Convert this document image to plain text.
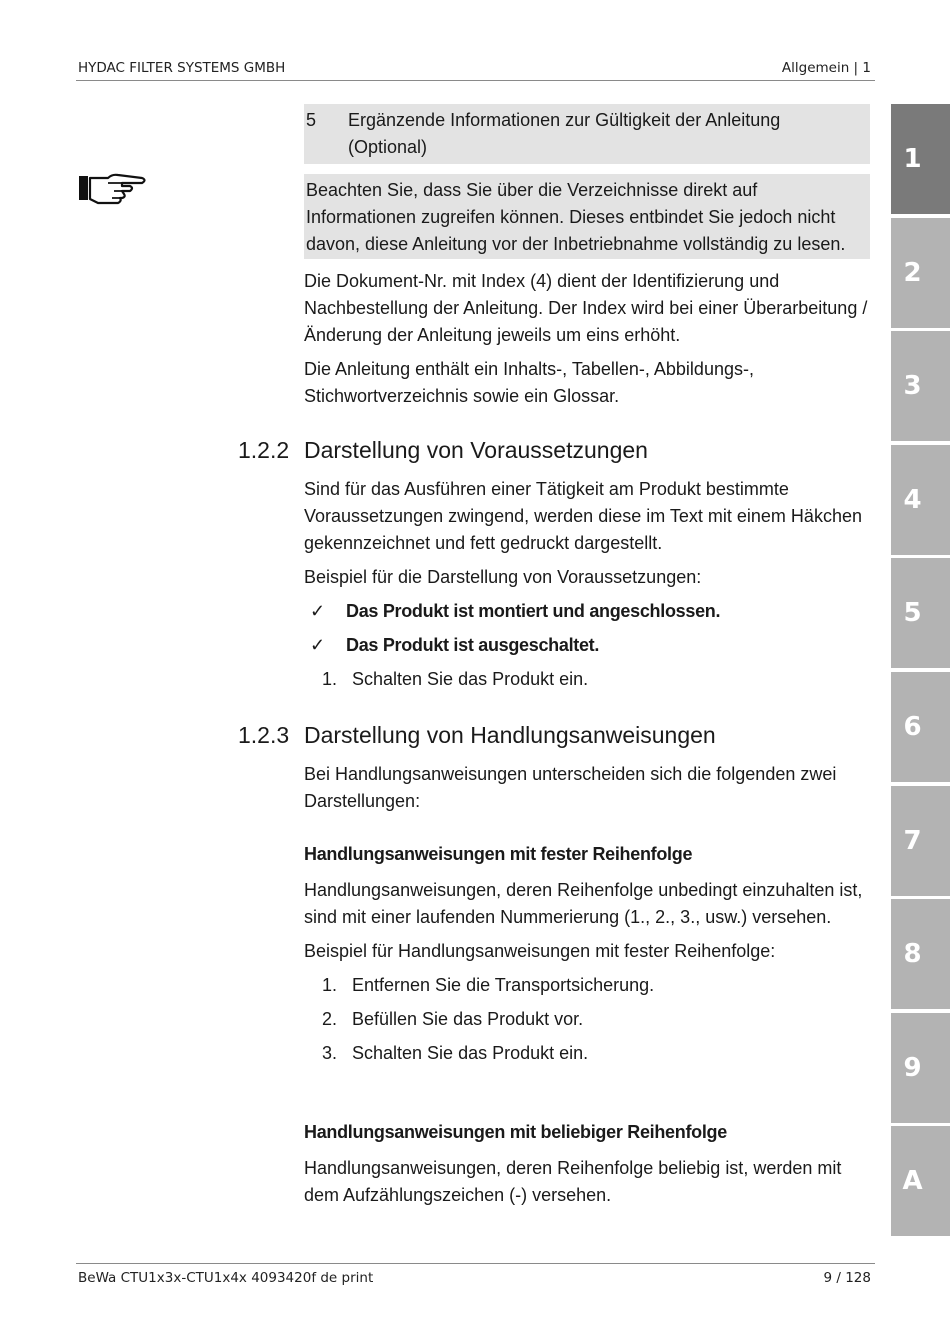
HYDAC FILTER SYSTEMS GMBH	Allgemein | 1
1
2
3
4
5
6
7
8
9
A
5	Ergänzende Informationen zur Gültigkeit der Anleitung (Optional)
Beachten Sie, dass Sie über die Verzeichnisse direkt auf Informationen zugreifen können. Dieses entbindet Sie jedoch nicht davon, diese Anleitung vor der Inbetriebnahme vollständig zu lesen.

Die Dokument-Nr. mit Index (4) dient der Identifizierung und Nachbestellung der Anleitung. Der Index wird bei einer Überarbeitung / Änderung der Anleitung jeweils um eins erhöht.

Die Anleitung enthält ein Inhalts-, Tabellen-, Abbildungs-, Stichwortverzeichnis sowie ein Glossar.

1.2.2 Darstellung von Voraussetzungen

Sind für das Ausführen einer Tätigkeit am Produkt bestimmte Voraussetzungen zwingend, werden diese im Text mit einem Häkchen gekennzeichnet und fett gedruckt dargestellt.

Beispiel für die Darstellung von Voraussetzungen:

✓	Das Produkt ist montiert und angeschlossen.
✓	Das Produkt ist ausgeschaltet.
1. Schalten Sie das Produkt ein.
1.2.3 Darstellung von Handlungsanweisungen

Bei Handlungsanweisungen unterscheiden sich die folgenden zwei Darstellungen:

Handlungsanweisungen mit fester Reihenfolge

Handlungsanweisungen, deren Reihenfolge unbedingt einzuhalten ist, sind mit einer laufenden Nummerierung (1., 2., 3., usw.) versehen.

Beispiel für Handlungsanweisungen mit fester Reihenfolge:

1. Entfernen Sie die Transportsicherung.
2. Befüllen Sie das Produkt vor.
3. Schalten Sie das Produkt ein.
Handlungsanweisungen mit beliebiger Reihenfolge

Handlungsanweisungen, deren Reihenfolge beliebig ist, werden mit dem Aufzählungszeichen (-) versehen.

BeWa CTU1x3x-CTU1x4x 4093420f de print	9 / 128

========================================================================

| EXERCISE |
Copy every line in the records above that contains the word "Anleitung".

| CORRECT ANSWER |
5	Ergänzende Informationen zur Gültigkeit der Anleitung (Optional)
Beachten Sie, dass Sie über die Verzeichnisse direkt auf Informationen zugreifen können. Dieses entbindet Sie jedoch nicht davon, diese Anleitung vor der Inbetriebnahme vollständig zu lesen.
Die Dokument-Nr. mit Index (4) dient der Identifizierung und Nachbestellung der Anleitung. Der Index wird bei einer Überarbeitung / Änderung der Anleitung jeweils um eins erhöht.
Die Anleitung enthält ein Inhalts-, Tabellen-, Abbildungs-, Stichwortverzeichnis sowie ein Glossar.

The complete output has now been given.